***** TEXT *****
Effective November 1, 2010, the Company and its wholly-owned subsidiary, Triad Personnel Services, Inc. (Triad) entered into an asset purchase agreement (the “Asset Purchase Agreement”), dated as of October 29, 2010, with DMCC Staffing, LLC, (“DMCC”), RFFG of Cleveland, LLC, (“RFFG of Cleveland”), and Thomas J. Bean, for the purchase of certain assets of DMCC and RFFG of Cleveland, including customer lists, comprising DMCC's and RFFG of Cleveland's services business.  Thomas Bean was the beneficial owner of approximately 9.9% of the Company's outstanding shares prior to acquisition.  The business is operated from offices in Ohio and provides labor and human resource solutions, including temporary staffing, human resources and payroll outsourcing services, labor and employment consulting and workforce solutions.  RFFG of Cleveland has one customer.

The closing of the Asset Purchase Agreement was subject to certain conditions, including entry into a definitive management and services agreement for the management of the businesses of certain affiliates of DMCC, RFFG of Cleveland and Mr. Bean (the “Management Agreement”) by the Company.  On November 30, 2010, Business Management Personnel, Inc. (“BMP”), a wholly-owned subsidiary of the Company, entered into the Management Agreement, effective as of November 1, 2010, with RFFG, LLC (“RFFG”). (Refer to Entry into Management Service Agreement footnote below for further description).

The assets purchased from RFFG of Cleveland and DMCC constitute businesses and as such the acquisition of these assets were accounted for as a business combination. Pursuant to the Asset Purchase Agreement, the Company agreed to issue $2,400,000 in shares of its common stock (5,581,395 shares based on the December 30, 2010 closing date) to DMCC and RFFG of Cleveland upon receipt of (a) stockholder approval of the transaction and of an increase to the Company's authorized Common Stock and (b) approval of an additional listing application by the NYSE Amex Stock Exchange. On March 24, 2011, the Company received written consents in lieu of a meeting of shareholders from the holders of 71.8% of the shares of Common Stock, (i) approving the issuance of 5,581,395 shares of the Common Stock to DMCC Staffing and RFFG of Cleveland pursuant to the Asset Purchase Agreement and the issuance of any additional shares of Common Stock to DMCC and RFFG of Cleveland as may be necessary pursuant to certain earn-out payment provisions under the Asset Purchase Agreement; and (ii) approving an amendment to the Articles of Incorporation of the Company to increase the number of authorized shares of capital stock from 20,100,000 shares to 50,100,000 shares and to increase the number of authorized shares of Common Stock from 20,000,000 shares to 50,000,000 shares.
***** DATASET ROWS *****
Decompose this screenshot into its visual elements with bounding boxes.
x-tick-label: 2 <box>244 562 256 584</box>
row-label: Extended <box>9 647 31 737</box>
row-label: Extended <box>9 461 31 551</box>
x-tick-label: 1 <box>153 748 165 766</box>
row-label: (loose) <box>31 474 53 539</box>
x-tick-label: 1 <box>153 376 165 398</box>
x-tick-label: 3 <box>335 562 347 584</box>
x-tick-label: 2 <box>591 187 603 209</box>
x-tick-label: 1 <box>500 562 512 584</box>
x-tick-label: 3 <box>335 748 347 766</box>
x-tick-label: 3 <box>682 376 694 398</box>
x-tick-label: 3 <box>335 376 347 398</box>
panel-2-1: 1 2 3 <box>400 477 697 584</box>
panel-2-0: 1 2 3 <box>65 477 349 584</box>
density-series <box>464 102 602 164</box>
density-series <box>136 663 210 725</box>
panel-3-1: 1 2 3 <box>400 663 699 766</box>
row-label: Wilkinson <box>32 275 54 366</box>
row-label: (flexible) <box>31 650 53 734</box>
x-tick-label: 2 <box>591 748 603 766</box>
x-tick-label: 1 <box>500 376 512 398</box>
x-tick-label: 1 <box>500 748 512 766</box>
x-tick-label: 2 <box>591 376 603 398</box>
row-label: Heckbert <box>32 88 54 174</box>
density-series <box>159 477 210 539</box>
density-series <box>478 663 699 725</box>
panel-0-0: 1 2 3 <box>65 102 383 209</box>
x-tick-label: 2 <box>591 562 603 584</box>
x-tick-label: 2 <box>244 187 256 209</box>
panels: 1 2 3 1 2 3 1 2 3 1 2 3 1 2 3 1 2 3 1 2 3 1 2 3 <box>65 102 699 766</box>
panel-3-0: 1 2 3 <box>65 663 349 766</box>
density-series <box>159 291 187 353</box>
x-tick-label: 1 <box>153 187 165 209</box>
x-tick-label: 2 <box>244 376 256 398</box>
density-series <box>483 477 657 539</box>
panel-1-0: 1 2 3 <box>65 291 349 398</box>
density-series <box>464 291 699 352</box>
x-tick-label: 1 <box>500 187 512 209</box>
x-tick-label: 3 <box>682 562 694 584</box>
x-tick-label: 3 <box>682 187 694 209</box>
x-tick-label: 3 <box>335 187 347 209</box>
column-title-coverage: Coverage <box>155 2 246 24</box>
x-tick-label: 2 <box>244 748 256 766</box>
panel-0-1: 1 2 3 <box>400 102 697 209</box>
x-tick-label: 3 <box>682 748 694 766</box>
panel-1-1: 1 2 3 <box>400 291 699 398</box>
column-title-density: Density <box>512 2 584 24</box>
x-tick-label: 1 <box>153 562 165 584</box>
*****
PROBLEM TO WORK ON => Can you output the part of the asset purchase text starting with "The closing of" and going on through "for further description).", copied word for word?

OUTPUT BELOW =>
The closing of the Asset Purchase Agreement was subject to certain conditions, including entry into a definitive management and services agreement for the management of the businesses of certain affiliates of DMCC, RFFG of Cleveland and Mr. Bean (the “Management Agreement”) by the Company.  On November 30, 2010, Business Management Personnel, Inc. (“BMP”), a wholly-owned subsidiary of the Company, entered into the Management Agreement, effective as of November 1, 2010, with RFFG, LLC (“RFFG”). (Refer to Entry into Management Service Agreement footnote below for further description).